→ Required work: Please extract the rows from the first line up to and including the line with "- avatar[interactable]: [322, 451, 370, 499]", reproducing each line unchanged.

→ Data records:

***

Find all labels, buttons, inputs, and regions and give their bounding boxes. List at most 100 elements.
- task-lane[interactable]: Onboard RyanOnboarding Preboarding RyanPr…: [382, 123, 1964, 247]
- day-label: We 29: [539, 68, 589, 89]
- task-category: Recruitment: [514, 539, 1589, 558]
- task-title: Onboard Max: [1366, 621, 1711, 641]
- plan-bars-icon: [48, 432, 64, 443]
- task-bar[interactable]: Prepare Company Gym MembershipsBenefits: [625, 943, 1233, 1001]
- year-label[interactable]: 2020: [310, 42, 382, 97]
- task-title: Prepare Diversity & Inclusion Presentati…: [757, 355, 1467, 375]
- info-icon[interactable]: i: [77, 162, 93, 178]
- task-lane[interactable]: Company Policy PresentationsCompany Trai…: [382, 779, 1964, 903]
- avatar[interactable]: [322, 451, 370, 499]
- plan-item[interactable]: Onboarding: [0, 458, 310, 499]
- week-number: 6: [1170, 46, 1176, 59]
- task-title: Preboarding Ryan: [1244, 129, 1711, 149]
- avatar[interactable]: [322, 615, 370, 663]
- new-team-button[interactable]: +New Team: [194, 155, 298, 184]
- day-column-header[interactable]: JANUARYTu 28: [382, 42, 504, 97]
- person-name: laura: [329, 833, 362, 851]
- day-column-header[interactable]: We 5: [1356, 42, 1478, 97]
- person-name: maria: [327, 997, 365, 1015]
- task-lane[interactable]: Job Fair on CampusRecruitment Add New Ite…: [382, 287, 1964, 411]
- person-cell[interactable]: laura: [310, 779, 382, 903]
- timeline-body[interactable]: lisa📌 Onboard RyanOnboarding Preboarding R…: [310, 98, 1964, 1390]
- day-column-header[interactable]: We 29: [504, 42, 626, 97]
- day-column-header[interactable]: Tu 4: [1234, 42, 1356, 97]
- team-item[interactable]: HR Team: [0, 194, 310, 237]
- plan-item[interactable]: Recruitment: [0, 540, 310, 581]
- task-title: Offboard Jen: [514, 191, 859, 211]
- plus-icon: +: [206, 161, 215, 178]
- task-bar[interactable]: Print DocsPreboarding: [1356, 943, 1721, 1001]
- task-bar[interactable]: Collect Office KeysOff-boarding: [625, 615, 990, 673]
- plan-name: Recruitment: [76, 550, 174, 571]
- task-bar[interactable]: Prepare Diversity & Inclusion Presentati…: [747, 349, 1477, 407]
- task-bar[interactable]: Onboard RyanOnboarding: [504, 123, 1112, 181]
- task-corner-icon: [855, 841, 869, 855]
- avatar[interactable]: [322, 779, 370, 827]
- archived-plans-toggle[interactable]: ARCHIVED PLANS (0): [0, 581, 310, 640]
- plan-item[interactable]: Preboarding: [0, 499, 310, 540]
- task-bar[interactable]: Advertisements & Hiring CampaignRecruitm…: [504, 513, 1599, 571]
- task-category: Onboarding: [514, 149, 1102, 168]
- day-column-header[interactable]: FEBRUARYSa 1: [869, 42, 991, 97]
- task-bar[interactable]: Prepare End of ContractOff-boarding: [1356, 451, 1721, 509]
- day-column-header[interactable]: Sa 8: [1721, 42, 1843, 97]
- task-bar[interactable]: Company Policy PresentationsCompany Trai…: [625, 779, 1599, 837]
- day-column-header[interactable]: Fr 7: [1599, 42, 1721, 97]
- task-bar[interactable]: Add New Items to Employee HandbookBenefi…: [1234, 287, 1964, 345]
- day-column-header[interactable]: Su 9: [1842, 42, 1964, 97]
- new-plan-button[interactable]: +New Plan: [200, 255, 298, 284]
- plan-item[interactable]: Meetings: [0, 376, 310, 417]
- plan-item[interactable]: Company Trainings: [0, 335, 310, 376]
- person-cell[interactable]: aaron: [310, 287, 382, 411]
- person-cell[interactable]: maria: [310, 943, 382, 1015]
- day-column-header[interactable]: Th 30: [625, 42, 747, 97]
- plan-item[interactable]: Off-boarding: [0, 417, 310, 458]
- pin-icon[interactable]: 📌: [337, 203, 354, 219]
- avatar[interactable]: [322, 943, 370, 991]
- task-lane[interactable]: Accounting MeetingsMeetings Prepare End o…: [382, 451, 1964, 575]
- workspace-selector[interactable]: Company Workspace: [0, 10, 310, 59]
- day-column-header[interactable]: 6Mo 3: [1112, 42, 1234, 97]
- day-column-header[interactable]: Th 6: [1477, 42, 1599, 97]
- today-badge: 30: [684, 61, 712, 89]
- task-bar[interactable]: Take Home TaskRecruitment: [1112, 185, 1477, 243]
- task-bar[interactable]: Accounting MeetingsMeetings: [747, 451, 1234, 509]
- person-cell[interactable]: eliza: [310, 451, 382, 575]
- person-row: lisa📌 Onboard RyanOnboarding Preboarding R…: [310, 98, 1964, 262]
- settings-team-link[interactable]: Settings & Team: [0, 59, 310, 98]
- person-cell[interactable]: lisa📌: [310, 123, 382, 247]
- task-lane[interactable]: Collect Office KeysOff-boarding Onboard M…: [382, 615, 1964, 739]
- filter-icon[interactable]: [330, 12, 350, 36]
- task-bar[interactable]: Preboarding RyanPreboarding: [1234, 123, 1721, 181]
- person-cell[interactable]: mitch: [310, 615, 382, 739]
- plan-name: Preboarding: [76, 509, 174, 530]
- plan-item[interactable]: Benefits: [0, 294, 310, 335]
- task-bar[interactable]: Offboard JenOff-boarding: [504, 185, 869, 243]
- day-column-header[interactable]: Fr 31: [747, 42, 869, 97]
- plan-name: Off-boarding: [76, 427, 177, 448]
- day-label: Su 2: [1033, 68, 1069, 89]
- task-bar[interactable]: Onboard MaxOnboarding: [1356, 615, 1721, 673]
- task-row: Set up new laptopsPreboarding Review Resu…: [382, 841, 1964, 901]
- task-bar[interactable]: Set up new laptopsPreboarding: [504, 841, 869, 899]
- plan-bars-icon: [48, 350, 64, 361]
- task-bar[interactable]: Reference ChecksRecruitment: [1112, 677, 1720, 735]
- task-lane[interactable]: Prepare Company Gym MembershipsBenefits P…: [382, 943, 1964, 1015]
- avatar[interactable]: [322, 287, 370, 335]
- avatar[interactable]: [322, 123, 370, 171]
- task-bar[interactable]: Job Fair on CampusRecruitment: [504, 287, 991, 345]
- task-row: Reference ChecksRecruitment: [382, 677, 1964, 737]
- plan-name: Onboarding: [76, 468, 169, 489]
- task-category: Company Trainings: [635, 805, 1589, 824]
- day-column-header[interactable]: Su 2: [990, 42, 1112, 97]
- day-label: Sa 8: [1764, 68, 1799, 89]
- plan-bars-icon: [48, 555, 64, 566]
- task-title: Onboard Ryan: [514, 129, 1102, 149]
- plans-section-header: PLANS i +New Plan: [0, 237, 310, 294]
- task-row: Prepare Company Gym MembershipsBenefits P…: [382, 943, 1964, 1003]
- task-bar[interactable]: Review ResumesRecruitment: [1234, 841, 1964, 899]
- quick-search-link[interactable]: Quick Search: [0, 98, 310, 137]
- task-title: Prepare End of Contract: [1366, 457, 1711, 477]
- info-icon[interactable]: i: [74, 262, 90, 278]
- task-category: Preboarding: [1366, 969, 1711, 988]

***

→ Task result:
Find all labels, buttons, inputs, and regions and give their bounding boxes. List at most 100 elements.
- task-lane[interactable]: Onboard RyanOnboarding Preboarding RyanPr…: [382, 123, 1964, 247]
- day-label: We 29: [539, 68, 589, 89]
- task-category: Recruitment: [514, 539, 1589, 558]
- task-title: Onboard Max: [1366, 621, 1711, 641]
- plan-bars-icon: [48, 432, 64, 443]
- task-bar[interactable]: Prepare Company Gym MembershipsBenefits: [625, 943, 1233, 1001]
- year-label[interactable]: 2020: [310, 42, 382, 97]
- task-title: Prepare Diversity & Inclusion Presentati…: [757, 355, 1467, 375]
- info-icon[interactable]: i: [77, 162, 93, 178]
- task-lane[interactable]: Company Policy PresentationsCompany Trai…: [382, 779, 1964, 903]
- avatar[interactable]: [322, 451, 370, 499]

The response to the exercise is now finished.